-- RECORD SET start --

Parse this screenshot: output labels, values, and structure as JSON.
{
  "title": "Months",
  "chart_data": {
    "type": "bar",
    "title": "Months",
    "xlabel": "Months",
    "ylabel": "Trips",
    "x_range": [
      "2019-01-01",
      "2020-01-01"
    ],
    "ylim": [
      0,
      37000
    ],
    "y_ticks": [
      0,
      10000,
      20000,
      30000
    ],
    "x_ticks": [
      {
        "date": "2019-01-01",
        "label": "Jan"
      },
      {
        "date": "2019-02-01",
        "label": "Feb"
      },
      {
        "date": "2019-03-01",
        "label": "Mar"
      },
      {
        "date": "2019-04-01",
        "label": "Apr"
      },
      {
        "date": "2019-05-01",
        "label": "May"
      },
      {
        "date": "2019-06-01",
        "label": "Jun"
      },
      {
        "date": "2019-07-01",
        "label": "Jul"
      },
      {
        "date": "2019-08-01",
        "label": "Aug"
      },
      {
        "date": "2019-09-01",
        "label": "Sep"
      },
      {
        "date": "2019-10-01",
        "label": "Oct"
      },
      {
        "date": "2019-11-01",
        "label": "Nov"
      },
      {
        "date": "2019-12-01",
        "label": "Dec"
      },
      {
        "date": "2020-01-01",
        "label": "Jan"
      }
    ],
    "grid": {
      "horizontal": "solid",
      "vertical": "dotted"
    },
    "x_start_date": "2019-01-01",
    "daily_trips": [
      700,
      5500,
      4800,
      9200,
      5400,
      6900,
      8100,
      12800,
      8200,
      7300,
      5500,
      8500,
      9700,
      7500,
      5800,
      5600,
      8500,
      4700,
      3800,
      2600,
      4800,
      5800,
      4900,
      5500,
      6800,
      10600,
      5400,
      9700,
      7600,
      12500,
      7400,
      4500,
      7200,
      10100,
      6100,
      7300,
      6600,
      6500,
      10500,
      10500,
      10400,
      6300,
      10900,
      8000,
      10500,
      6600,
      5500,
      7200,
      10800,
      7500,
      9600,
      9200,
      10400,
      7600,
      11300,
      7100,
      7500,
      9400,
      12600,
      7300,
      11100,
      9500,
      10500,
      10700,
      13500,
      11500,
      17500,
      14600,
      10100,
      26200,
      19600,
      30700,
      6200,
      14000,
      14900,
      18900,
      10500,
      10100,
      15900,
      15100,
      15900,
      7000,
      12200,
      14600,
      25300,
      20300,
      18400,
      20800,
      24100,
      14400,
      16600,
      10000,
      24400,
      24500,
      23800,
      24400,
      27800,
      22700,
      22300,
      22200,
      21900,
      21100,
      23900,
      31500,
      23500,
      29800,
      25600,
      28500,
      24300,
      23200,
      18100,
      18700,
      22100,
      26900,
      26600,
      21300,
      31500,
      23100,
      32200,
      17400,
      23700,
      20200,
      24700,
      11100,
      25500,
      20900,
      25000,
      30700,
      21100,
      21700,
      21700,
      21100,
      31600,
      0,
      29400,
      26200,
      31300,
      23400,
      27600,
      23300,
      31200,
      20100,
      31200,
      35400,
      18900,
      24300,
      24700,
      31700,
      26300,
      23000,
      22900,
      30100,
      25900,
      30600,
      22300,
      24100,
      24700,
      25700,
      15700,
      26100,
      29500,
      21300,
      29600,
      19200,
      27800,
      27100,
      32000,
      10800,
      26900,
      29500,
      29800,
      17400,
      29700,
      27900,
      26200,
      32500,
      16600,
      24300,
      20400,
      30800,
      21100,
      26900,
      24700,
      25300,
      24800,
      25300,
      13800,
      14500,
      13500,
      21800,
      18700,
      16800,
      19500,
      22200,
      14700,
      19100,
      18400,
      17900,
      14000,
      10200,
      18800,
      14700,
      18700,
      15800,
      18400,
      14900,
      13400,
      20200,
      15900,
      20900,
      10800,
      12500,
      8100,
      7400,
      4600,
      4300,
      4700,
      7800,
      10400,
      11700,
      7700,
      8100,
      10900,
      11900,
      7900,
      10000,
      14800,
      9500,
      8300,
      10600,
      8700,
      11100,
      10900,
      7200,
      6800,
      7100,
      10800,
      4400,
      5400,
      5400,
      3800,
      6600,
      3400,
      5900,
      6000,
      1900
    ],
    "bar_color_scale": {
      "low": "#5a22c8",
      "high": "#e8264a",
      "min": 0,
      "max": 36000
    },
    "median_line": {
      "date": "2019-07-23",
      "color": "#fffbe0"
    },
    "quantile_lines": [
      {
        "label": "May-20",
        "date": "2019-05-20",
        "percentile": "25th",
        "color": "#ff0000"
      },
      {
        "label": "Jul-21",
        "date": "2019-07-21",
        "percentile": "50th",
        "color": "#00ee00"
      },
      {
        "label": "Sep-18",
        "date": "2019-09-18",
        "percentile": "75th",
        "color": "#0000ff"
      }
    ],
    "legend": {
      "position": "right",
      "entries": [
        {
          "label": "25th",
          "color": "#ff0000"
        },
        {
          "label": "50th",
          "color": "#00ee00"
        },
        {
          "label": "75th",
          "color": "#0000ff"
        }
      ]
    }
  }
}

-- RECORD SET end --

Which lines of the material contain the string "Months"? List each of them.

  "title": "Months",
    "title": "Months",
    "xlabel": "Months",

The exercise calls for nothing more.